Exercise details:
Where a line contains the word "name", copy that line in full.

Stored records:
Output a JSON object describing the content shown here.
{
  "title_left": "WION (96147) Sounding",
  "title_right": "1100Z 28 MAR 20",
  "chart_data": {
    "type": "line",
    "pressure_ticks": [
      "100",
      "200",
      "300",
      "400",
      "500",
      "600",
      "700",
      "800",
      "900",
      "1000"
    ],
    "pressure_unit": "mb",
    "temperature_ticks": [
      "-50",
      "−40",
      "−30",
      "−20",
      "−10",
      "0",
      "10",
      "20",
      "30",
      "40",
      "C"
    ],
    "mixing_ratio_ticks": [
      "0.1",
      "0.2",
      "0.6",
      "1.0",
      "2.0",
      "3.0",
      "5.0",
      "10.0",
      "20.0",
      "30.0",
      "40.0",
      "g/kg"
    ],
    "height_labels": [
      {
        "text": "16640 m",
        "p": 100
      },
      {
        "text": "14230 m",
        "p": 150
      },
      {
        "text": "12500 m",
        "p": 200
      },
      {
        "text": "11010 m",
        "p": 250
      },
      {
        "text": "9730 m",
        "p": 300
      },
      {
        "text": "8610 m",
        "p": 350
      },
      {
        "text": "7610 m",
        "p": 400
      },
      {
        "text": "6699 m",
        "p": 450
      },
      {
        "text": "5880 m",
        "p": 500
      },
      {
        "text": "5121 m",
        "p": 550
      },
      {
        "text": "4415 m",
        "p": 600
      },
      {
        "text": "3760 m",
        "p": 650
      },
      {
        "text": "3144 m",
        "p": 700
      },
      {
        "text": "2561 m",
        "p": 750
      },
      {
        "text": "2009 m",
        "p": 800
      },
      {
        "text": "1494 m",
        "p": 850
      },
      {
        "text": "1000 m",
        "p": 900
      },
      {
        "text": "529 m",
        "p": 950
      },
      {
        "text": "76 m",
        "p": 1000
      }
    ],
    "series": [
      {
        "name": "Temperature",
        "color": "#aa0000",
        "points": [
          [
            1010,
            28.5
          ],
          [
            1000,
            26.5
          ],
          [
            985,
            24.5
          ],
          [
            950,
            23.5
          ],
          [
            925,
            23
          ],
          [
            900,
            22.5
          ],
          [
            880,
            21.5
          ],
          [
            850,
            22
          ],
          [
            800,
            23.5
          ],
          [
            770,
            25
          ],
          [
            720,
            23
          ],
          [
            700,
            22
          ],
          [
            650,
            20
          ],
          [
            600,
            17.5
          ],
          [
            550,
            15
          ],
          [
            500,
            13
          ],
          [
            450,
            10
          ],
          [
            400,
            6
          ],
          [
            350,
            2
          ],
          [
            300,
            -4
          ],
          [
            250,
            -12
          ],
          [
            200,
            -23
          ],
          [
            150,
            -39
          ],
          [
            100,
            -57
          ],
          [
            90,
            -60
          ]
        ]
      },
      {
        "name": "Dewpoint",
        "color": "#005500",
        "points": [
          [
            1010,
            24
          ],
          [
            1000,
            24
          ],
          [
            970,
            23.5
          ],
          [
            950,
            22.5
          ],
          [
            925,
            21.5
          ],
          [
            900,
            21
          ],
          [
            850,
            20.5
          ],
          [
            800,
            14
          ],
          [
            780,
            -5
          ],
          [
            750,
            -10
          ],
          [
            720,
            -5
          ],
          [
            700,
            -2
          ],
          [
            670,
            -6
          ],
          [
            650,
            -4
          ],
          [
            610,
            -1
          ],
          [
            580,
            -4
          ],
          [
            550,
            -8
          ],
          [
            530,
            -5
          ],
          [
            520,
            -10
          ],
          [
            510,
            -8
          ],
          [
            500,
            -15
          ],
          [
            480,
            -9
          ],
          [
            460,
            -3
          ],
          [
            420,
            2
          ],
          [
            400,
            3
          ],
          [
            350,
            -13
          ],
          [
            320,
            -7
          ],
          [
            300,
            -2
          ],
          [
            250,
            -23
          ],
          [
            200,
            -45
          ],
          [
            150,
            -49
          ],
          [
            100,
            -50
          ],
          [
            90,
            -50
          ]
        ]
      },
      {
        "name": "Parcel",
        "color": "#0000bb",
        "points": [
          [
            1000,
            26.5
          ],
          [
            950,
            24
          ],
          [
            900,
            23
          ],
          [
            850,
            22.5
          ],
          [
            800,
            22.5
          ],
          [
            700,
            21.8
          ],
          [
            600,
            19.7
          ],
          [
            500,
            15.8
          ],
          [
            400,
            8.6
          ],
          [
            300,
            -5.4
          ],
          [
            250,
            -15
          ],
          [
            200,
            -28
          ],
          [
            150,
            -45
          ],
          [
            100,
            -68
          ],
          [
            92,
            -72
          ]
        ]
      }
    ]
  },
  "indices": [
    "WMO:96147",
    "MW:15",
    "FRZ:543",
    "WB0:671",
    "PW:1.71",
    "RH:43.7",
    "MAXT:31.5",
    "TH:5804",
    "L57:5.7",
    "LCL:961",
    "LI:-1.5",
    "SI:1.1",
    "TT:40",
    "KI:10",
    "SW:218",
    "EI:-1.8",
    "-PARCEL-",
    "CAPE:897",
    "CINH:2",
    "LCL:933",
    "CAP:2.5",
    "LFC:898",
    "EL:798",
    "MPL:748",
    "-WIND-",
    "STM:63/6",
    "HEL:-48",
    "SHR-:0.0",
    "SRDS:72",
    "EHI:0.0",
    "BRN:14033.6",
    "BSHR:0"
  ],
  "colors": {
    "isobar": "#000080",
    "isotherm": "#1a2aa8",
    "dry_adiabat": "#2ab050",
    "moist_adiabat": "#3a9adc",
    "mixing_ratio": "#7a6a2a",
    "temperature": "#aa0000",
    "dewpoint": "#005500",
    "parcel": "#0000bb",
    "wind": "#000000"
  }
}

Correct answer:
        "name": "Temperature",
        "name": "Dewpoint",
        "name": "Parcel",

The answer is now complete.